What the exercise asks: Leave out the pictures and reproduce all of the data exactly.

Available records:

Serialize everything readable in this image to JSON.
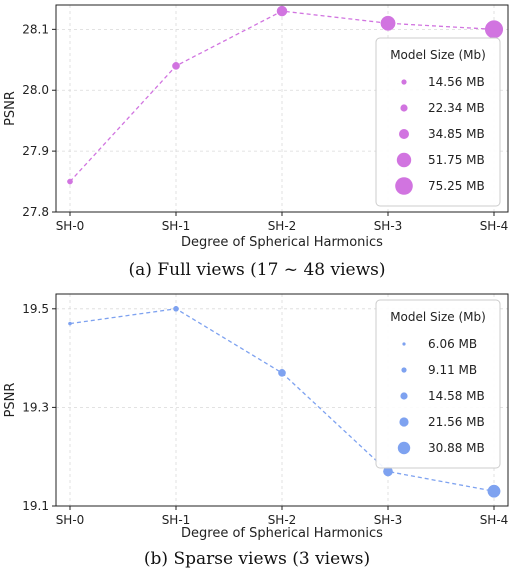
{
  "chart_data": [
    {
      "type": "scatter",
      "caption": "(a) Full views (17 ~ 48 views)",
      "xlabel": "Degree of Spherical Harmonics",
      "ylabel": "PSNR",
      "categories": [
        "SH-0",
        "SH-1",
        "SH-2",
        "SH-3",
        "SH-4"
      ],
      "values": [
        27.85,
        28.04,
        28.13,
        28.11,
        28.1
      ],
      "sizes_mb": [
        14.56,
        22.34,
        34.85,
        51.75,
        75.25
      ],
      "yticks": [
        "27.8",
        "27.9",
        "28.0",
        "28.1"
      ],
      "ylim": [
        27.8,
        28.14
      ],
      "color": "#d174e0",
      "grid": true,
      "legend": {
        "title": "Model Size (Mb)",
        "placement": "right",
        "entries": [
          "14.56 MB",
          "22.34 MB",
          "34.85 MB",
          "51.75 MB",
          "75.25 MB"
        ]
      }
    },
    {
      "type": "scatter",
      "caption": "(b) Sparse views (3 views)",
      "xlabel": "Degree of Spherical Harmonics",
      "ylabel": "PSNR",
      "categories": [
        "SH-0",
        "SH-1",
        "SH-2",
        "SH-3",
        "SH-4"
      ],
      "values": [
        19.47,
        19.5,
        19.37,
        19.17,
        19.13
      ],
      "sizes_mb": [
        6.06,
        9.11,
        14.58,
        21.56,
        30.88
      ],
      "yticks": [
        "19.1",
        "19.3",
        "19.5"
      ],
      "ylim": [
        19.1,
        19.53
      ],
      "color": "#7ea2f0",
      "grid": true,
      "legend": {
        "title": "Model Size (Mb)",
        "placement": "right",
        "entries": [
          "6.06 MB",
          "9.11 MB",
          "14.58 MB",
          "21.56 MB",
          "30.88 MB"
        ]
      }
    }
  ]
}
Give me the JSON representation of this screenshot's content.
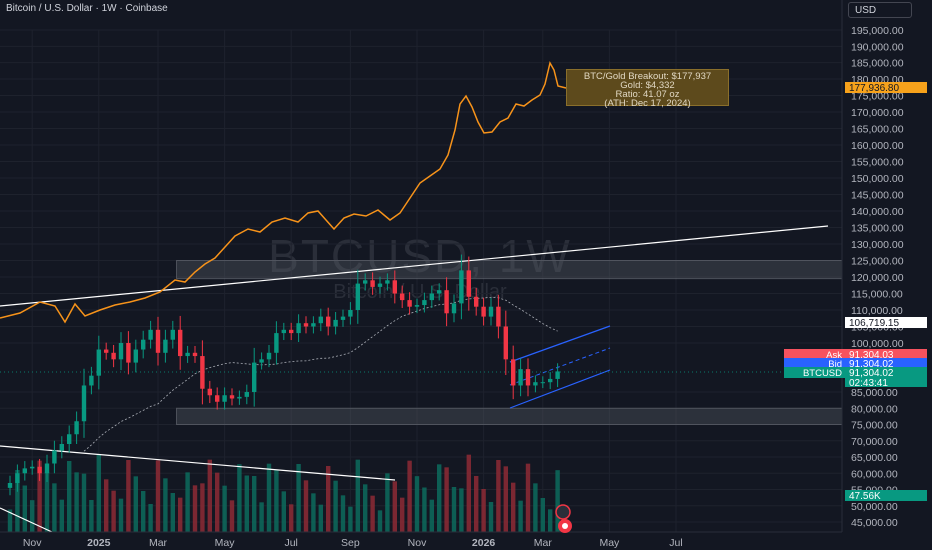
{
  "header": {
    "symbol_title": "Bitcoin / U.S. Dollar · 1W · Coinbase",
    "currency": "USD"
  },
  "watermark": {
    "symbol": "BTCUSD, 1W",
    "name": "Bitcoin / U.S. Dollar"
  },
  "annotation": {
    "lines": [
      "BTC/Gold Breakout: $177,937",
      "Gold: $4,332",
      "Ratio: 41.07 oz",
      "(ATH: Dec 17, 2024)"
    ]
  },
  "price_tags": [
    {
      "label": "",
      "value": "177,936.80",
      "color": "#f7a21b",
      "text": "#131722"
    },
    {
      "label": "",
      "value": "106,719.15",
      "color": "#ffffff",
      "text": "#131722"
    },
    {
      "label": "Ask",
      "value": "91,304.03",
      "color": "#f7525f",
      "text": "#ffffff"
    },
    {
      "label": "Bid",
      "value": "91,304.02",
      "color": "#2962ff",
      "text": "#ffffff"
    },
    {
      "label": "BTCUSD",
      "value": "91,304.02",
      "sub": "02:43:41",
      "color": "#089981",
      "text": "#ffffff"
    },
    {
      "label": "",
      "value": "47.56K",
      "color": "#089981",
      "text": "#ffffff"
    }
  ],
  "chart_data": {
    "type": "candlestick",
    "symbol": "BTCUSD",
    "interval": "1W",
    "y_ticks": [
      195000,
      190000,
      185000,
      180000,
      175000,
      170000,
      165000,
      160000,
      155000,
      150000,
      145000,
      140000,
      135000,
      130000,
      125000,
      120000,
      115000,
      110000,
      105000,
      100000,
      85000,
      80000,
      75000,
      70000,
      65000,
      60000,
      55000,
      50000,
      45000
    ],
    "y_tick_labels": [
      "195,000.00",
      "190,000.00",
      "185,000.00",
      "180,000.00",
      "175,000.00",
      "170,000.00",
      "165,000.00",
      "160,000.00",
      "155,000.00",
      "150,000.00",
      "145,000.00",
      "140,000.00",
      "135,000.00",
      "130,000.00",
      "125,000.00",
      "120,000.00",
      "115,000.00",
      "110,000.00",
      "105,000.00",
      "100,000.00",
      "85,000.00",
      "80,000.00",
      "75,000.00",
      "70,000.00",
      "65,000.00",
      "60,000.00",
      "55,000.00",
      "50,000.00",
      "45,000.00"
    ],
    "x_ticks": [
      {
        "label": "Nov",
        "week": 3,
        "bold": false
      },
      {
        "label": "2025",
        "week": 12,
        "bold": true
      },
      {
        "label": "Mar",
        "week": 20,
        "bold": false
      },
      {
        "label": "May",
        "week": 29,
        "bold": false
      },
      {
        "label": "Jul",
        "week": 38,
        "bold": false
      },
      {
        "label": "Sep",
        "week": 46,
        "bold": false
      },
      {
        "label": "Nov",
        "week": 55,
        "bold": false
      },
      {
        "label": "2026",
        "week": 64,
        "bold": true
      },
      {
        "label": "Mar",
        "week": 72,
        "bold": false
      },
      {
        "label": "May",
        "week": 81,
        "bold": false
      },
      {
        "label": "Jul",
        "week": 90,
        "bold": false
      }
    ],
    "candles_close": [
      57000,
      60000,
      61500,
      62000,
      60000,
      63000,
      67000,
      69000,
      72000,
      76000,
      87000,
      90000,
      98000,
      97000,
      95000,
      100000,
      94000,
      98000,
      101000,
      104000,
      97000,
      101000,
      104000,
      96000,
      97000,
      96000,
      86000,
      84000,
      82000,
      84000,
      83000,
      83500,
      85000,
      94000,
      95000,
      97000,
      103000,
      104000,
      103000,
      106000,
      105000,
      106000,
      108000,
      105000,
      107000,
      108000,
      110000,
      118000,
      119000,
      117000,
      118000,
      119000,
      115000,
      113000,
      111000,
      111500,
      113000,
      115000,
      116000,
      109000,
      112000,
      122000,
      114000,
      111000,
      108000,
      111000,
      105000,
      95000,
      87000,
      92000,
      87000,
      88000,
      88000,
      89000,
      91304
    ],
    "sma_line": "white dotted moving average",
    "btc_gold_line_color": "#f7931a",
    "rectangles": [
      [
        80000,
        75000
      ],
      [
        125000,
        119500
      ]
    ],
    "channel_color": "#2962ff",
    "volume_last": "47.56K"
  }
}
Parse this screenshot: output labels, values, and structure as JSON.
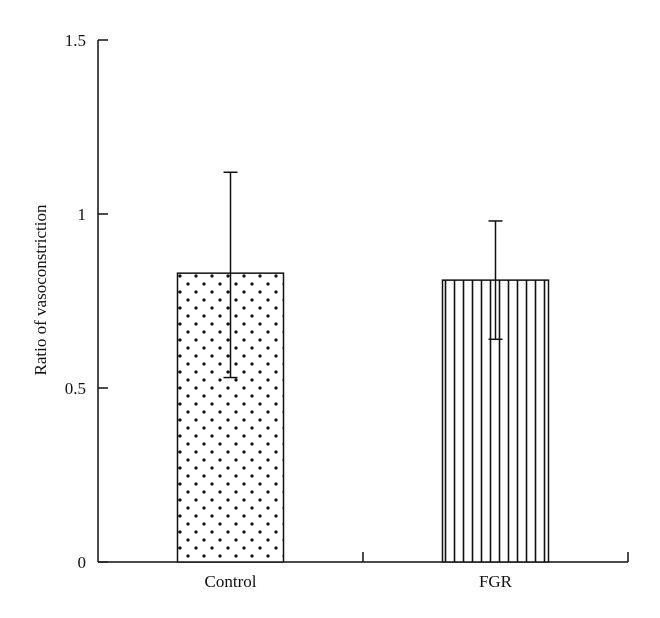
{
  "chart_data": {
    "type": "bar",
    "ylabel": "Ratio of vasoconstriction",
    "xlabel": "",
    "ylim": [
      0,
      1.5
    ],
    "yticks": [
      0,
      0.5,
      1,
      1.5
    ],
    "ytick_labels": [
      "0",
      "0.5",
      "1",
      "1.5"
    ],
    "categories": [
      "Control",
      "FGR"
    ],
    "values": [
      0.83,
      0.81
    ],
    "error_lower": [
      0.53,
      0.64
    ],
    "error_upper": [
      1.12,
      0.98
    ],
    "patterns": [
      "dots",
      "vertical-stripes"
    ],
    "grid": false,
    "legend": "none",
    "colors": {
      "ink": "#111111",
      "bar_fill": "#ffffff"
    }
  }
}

Task response:
Serialize everything readable in this image to JSON.
{
  "chart_data": [
    {
      "type": "scatter",
      "caption": "(a) Full views (17 ~ 48 views)",
      "xlabel": "Degree of Spherical Harmonics",
      "ylabel": "PSNR",
      "categories": [
        "SH-0",
        "SH-1",
        "SH-2",
        "SH-3",
        "SH-4"
      ],
      "values": [
        27.85,
        28.04,
        28.13,
        28.11,
        28.1
      ],
      "sizes_mb": [
        14.56,
        22.34,
        34.85,
        51.75,
        75.25
      ],
      "yticks": [
        "27.8",
        "27.9",
        "28.0",
        "28.1"
      ],
      "ylim": [
        27.8,
        28.14
      ],
      "color": "#d174e0",
      "grid": true,
      "legend": {
        "title": "Model Size (Mb)",
        "placement": "right",
        "entries": [
          "14.56 MB",
          "22.34 MB",
          "34.85 MB",
          "51.75 MB",
          "75.25 MB"
        ]
      }
    },
    {
      "type": "scatter",
      "caption": "(b) Sparse views (3 views)",
      "xlabel": "Degree of Spherical Harmonics",
      "ylabel": "PSNR",
      "categories": [
        "SH-0",
        "SH-1",
        "SH-2",
        "SH-3",
        "SH-4"
      ],
      "values": [
        19.47,
        19.5,
        19.37,
        19.17,
        19.13
      ],
      "sizes_mb": [
        6.06,
        9.11,
        14.58,
        21.56,
        30.88
      ],
      "yticks": [
        "19.1",
        "19.3",
        "19.5"
      ],
      "ylim": [
        19.1,
        19.53
      ],
      "color": "#7ea2f0",
      "grid": true,
      "legend": {
        "title": "Model Size (Mb)",
        "placement": "right",
        "entries": [
          "6.06 MB",
          "9.11 MB",
          "14.58 MB",
          "21.56 MB",
          "30.88 MB"
        ]
      }
    }
  ]
}
Give me the JSON representation of this screenshot's content.
{
  "header": {
    "symbol_title": "Bitcoin / U.S. Dollar · 1W · Coinbase",
    "currency": "USD"
  },
  "watermark": {
    "symbol": "BTCUSD, 1W",
    "name": "Bitcoin / U.S. Dollar"
  },
  "annotation": {
    "lines": [
      "BTC/Gold Breakout: $177,937",
      "Gold: $4,332",
      "Ratio: 41.07 oz",
      "(ATH: Dec 17, 2024)"
    ]
  },
  "price_tags": [
    {
      "label": "",
      "value": "177,936.80",
      "color": "#f7a21b",
      "text": "#131722"
    },
    {
      "label": "",
      "value": "106,719.15",
      "color": "#ffffff",
      "text": "#131722"
    },
    {
      "label": "Ask",
      "value": "91,304.03",
      "color": "#f7525f",
      "text": "#ffffff"
    },
    {
      "label": "Bid",
      "value": "91,304.02",
      "color": "#2962ff",
      "text": "#ffffff"
    },
    {
      "label": "BTCUSD",
      "value": "91,304.02",
      "sub": "02:43:41",
      "color": "#089981",
      "text": "#ffffff"
    },
    {
      "label": "",
      "value": "47.56K",
      "color": "#089981",
      "text": "#ffffff"
    }
  ],
  "chart_data": {
    "type": "candlestick",
    "symbol": "BTCUSD",
    "interval": "1W",
    "y_ticks": [
      195000,
      190000,
      185000,
      180000,
      175000,
      170000,
      165000,
      160000,
      155000,
      150000,
      145000,
      140000,
      135000,
      130000,
      125000,
      120000,
      115000,
      110000,
      105000,
      100000,
      85000,
      80000,
      75000,
      70000,
      65000,
      60000,
      55000,
      50000,
      45000
    ],
    "y_tick_labels": [
      "195,000.00",
      "190,000.00",
      "185,000.00",
      "180,000.00",
      "175,000.00",
      "170,000.00",
      "165,000.00",
      "160,000.00",
      "155,000.00",
      "150,000.00",
      "145,000.00",
      "140,000.00",
      "135,000.00",
      "130,000.00",
      "125,000.00",
      "120,000.00",
      "115,000.00",
      "110,000.00",
      "105,000.00",
      "100,000.00",
      "85,000.00",
      "80,000.00",
      "75,000.00",
      "70,000.00",
      "65,000.00",
      "60,000.00",
      "55,000.00",
      "50,000.00",
      "45,000.00"
    ],
    "x_ticks": [
      {
        "label": "Nov",
        "week": 3,
        "bold": false
      },
      {
        "label": "2025",
        "week": 12,
        "bold": true
      },
      {
        "label": "Mar",
        "week": 20,
        "bold": false
      },
      {
        "label": "May",
        "week": 29,
        "bold": false
      },
      {
        "label": "Jul",
        "week": 38,
        "bold": false
      },
      {
        "label": "Sep",
        "week": 46,
        "bold": false
      },
      {
        "label": "Nov",
        "week": 55,
        "bold": false
      },
      {
        "label": "2026",
        "week": 64,
        "bold": true
      },
      {
        "label": "Mar",
        "week": 72,
        "bold": false
      },
      {
        "label": "May",
        "week": 81,
        "bold": false
      },
      {
        "label": "Jul",
        "week": 90,
        "bold": false
      }
    ],
    "candles_close": [
      57000,
      60000,
      61500,
      62000,
      60000,
      63000,
      67000,
      69000,
      72000,
      76000,
      87000,
      90000,
      98000,
      97000,
      95000,
      100000,
      94000,
      98000,
      101000,
      104000,
      97000,
      101000,
      104000,
      96000,
      97000,
      96000,
      86000,
      84000,
      82000,
      84000,
      83000,
      83500,
      85000,
      94000,
      95000,
      97000,
      103000,
      104000,
      103000,
      106000,
      105000,
      106000,
      108000,
      105000,
      107000,
      108000,
      110000,
      118000,
      119000,
      117000,
      118000,
      119000,
      115000,
      113000,
      111000,
      111500,
      113000,
      115000,
      116000,
      109000,
      112000,
      122000,
      114000,
      111000,
      108000,
      111000,
      105000,
      95000,
      87000,
      92000,
      87000,
      88000,
      88000,
      89000,
      91304
    ],
    "sma_line": "white dotted moving average",
    "btc_gold_line_color": "#f7931a",
    "rectangles": [
      [
        80000,
        75000
      ],
      [
        125000,
        119500
      ]
    ],
    "channel_color": "#2962ff",
    "volume_last": "47.56K"
  }
}
Parse this screenshot: output labels, values, and structure as JSON.
{
  "chart_data": {
    "type": "bar",
    "ylabel": "Ratio of vasoconstriction",
    "xlabel": "",
    "ylim": [
      0,
      1.5
    ],
    "yticks": [
      0,
      0.5,
      1,
      1.5
    ],
    "ytick_labels": [
      "0",
      "0.5",
      "1",
      "1.5"
    ],
    "categories": [
      "Control",
      "FGR"
    ],
    "values": [
      0.83,
      0.81
    ],
    "error_lower": [
      0.53,
      0.64
    ],
    "error_upper": [
      1.12,
      0.98
    ],
    "patterns": [
      "dots",
      "vertical-stripes"
    ],
    "grid": false,
    "legend": "none",
    "colors": {
      "ink": "#111111",
      "bar_fill": "#ffffff"
    }
  }
}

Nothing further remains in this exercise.